TEXT SHOWN
[START]

Programming in Snowflake
There are two basic issues in writing a Snowflake program: one is to try to manipulate data in a desired way using its somewhat eclectic set of original primitives, and the other is to get the program to self-modify alongside the interpreter, such that it keeps working even after the changes. (A Snowflake program can be considered to be of a better quality if it attempts to shorten itself through changes, rather than taking the easy way out and continuously lengthening.) It should be noted that if an idiom is frequently used throughout Snowflake code, it will tend to become shorter over time as new commands are defined containing parts of it, and eventually may even reach status as a new command of the language itself. (This is intentional in the design of Snowflake.) Thus, a Snowflake interpreter that has already been used somewhat will be more useful than the original for writing new programs, in addition to simply running the program it grew up with, and will even have moulded somewhat to the personality of the programmer who uses it. However, as a result, old Snowflake programs will typically suffer from bitrot. This is another reason to attempt to write high-quality programs, besides style points; they will not only increase the chance of new commands being added (rather than replacing old ones), but be shorter and easier to update to the new version of the language. (A particularly devious program may even attempt to undo accidental "damage" to the language, by aiming to manipulate the probabilities cause particular commands to be deprecated and particular replacements to occur for them; note that this process must be automated, because attempting to produce output to let the user know which changes may be made will make it too late for the user to act on that information.) The ideal end goal, where each program is only one command long, will lead to no further changes to the language occurring, because they are unnecessary; the language will have perfected itself.
Snowflake is carefully designed such that random command drift will never make it impossible to implement something that could have been implemented in a previous version of the language. If a command gets replaced, its semantics still live on in some other command; they're combined with a different command, but that command can be reversed. So, for instance, if a new command +8
has the semantics of +2+3
and then +2
and -2
get deleted, it will still be possible to FUSE via +8-3
, which before +2
was deleted would have been +2+3-3
. This is the main design reason for making Snowflake reversible: so that just as data is never lost in a reversible language, commands are never lost if you can reverse the extra behaviour they gained. This further explains why Snowflake has no loop constructs apart from cycle boundaries (an infinite loop is not reversible), and no "eval" except for program modification at a cycle boundary (it's too easy to construct an infinite loop with one, Underload- or Muriel-style). There's another reason to avoid "eval"; if a new command is formed out of LITERAL+"eval", then it can change semantics if commands inside that literal change semantics, meaning that more than one command can change at a time, and previously useful commands can suddenly become useless without warning or replacement – far from perfect for a language that's attempting to reach perfection! Instead of potentially abusable looping constructs, FORK/SPOON are available as an interesting command that still allows commands to operate on all elements of a list, a very loop-like construct that nonetheless cannot go infinite. The command set in general is constructed to make it reasonably easy (but not too easy!) to write a Snowflake program to repair itself as the interpreter changes (in particular, it aims to make it possible to write a self-repair that runs in one cycle, which is why a FORK-like looping construct was required; FUSE/DEFUSE are also required for this purpose, because otherwise the program can't lengthen itself quickly enough to keep up).

[END]

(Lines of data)
[START]

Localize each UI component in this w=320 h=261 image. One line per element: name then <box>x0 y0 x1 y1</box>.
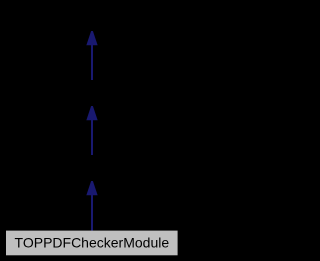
inheritance arrow (bottom) <box>86 181 97 231</box>
inheritance arrow (top) <box>86 31 97 80</box>
svg-text:TOPPDFCheckerModule: TOPPDFCheckerModule <box>15 234 170 250</box>
inheritance arrow (middle) <box>86 106 97 155</box>
node box TOPPDFCheckerModule <box>6 231 178 256</box>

[END]

OBJECTIVES
A: Answer these questions about the Snowflake text:
(i) What tends to happen over time to an idiom that is used often in Snowflake code?
(ii) What is the ideal end goal for a program?
(iii) Why does Snowflake have no loop constructs apart from cycle boundaries?
B: Rename "UI component" to "interface element" throughout the listing and write it out again with everything else unchanged. Leave the picture out.
The Snowflake text and the listing have nothing to do with each other.

ANSWERS TO THE TASKS
A:
(i) It tends to become shorter as new commands are defined containing parts of it, and it may eventually become a new command of the language itself.
(ii) Each program is only one command long.
(iii) An infinite loop is not reversible.

B:
Localize each interface element in this w=320 h=261 image. One line per element: name then <box>x0 y0 x1 y1</box>.
inheritance arrow (bottom) <box>86 181 97 231</box>
inheritance arrow (top) <box>86 31 97 80</box>
svg-text:TOPPDFCheckerModule: TOPPDFCheckerModule <box>15 234 170 250</box>
inheritance arrow (middle) <box>86 106 97 155</box>
node box TOPPDFCheckerModule <box>6 231 178 256</box>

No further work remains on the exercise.